◆ Your goal
Go through the entries and transcribe each one exactly, dropping the pictures.
#### Extracted entries ####
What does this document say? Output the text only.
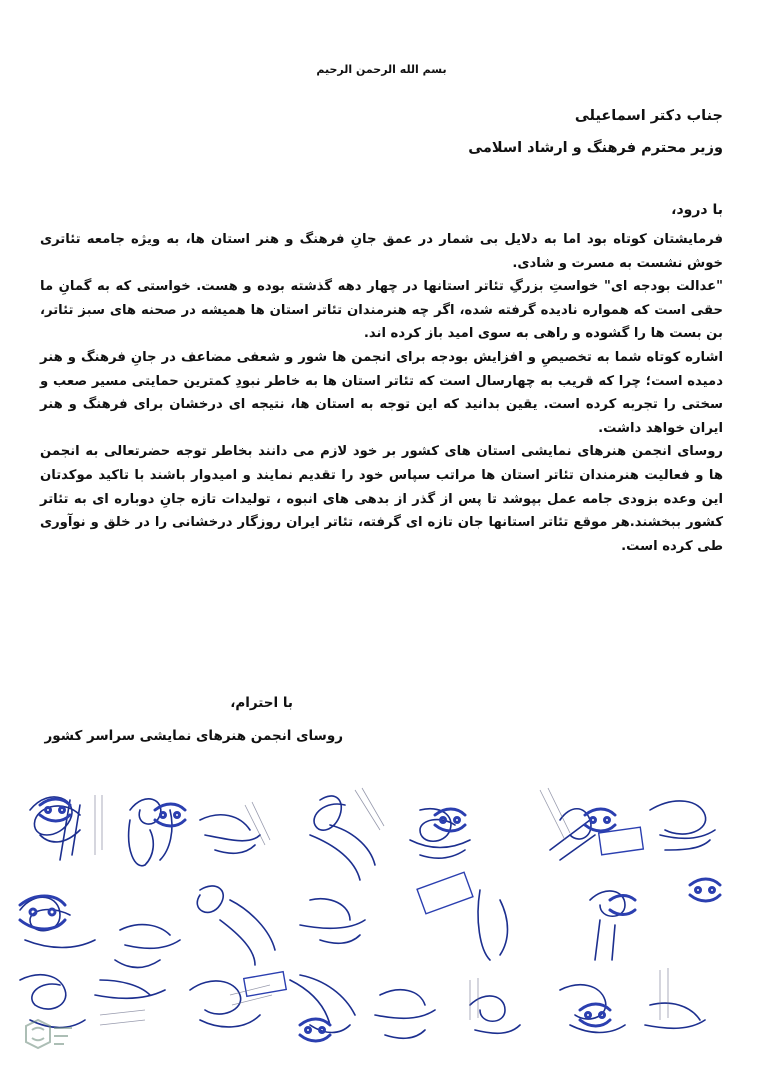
بسم الله الرحمن الرحیم
جناب دکتر اسماعیلی
وزیر محترم فرهنگ و ارشاد اسلامی
با درود،

فرمایشتان کوتاه بود اما به دلایل بی شمار در عمق جانِ فرهنگ و هنر استان ها، به ویژه جامعه تئاتری خوش نشست به مسرت و شادی.

"عدالت بودجه ای" خواستِ بزرگِ تئاتر استانها در چهار دهه گذشته بوده و هست. خواستی که به گمانِ ما حقی است که همواره نادیده گرفته شده، اگر چه هنرمندان تئاتر استان ها همیشه در صحنه های سبز تئاتر، بن بست ها را گشوده و راهی به سوی امید باز کرده اند.

اشاره کوتاه شما به تخصیصِ و افزایش بودجه برای انجمن ها شور و شعفی مضاعف در جانِ فرهنگ و هنر دمیده است؛ چرا که قریب به چهارسال است که تئاتر استان ها به خاطر نبودِ کمترین حمایتی مسیر صعب و سختی را تجربه کرده است. یقین بدانید که این توجه به استان ها، نتیجه ای درخشان برای فرهنگ و هنر ایران خواهد داشت.

روسای انجمن هنرهای نمایشی استان های کشور بر خود لازم می دانند بخاطر توجه حضرتعالی به انجمن ها و فعالیت هنرمندان تئاتر استان ها مراتب سپاس خود را تقدیم نمایند و امیدوار باشند با تاکید موکدتان این وعده بزودی جامه عمل بپوشد تا پس از گذر از بدهی های انبوه ، تولیدات تازه جانِ دوباره ای به تئاتر کشور ببخشند.هر موقع تئاتر استانها جان تازه ای گرفته، تئاتر ایران روزگار درخشانی را در خلق و نوآوری طی کرده است.

با احترام،
روسای انجمن هنرهای نمایشی سراسر کشور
####
◆ Full answer
What does this document say? Output the text only.
بسم الله الرحمن الرحیم
جناب دکتر اسماعیلی
وزیر محترم فرهنگ و ارشاد اسلامی
با درود،

فرمایشتان کوتاه بود اما به دلایل بی شمار در عمق جانِ فرهنگ و هنر استان ها، به ویژه جامعه تئاتری خوش نشست به مسرت و شادی.

"عدالت بودجه ای" خواستِ بزرگِ تئاتر استانها در چهار دهه گذشته بوده و هست. خواستی که به گمانِ ما حقی است که همواره نادیده گرفته شده، اگر چه هنرمندان تئاتر استان ها همیشه در صحنه های سبز تئاتر، بن بست ها را گشوده و راهی به سوی امید باز کرده اند.

اشاره کوتاه شما به تخصیصِ و افزایش بودجه برای انجمن ها شور و شعفی مضاعف در جانِ فرهنگ و هنر دمیده است؛ چرا که قریب به چهارسال است که تئاتر استان ها به خاطر نبودِ کمترین حمایتی مسیر صعب و سختی را تجربه کرده است. یقین بدانید که این توجه به استان ها، نتیجه ای درخشان برای فرهنگ و هنر ایران خواهد داشت.

روسای انجمن هنرهای نمایشی استان های کشور بر خود لازم می دانند بخاطر توجه حضرتعالی به انجمن ها و فعالیت هنرمندان تئاتر استان ها مراتب سپاس خود را تقدیم نمایند و امیدوار باشند با تاکید موکدتان این وعده بزودی جامه عمل بپوشد تا پس از گذر از بدهی های انبوه ، تولیدات تازه جانِ دوباره ای به تئاتر کشور ببخشند.هر موقع تئاتر استانها جان تازه ای گرفته، تئاتر ایران روزگار درخشانی را در خلق و نوآوری طی کرده است.

با احترام،
روسای انجمن هنرهای نمایشی سراسر کشور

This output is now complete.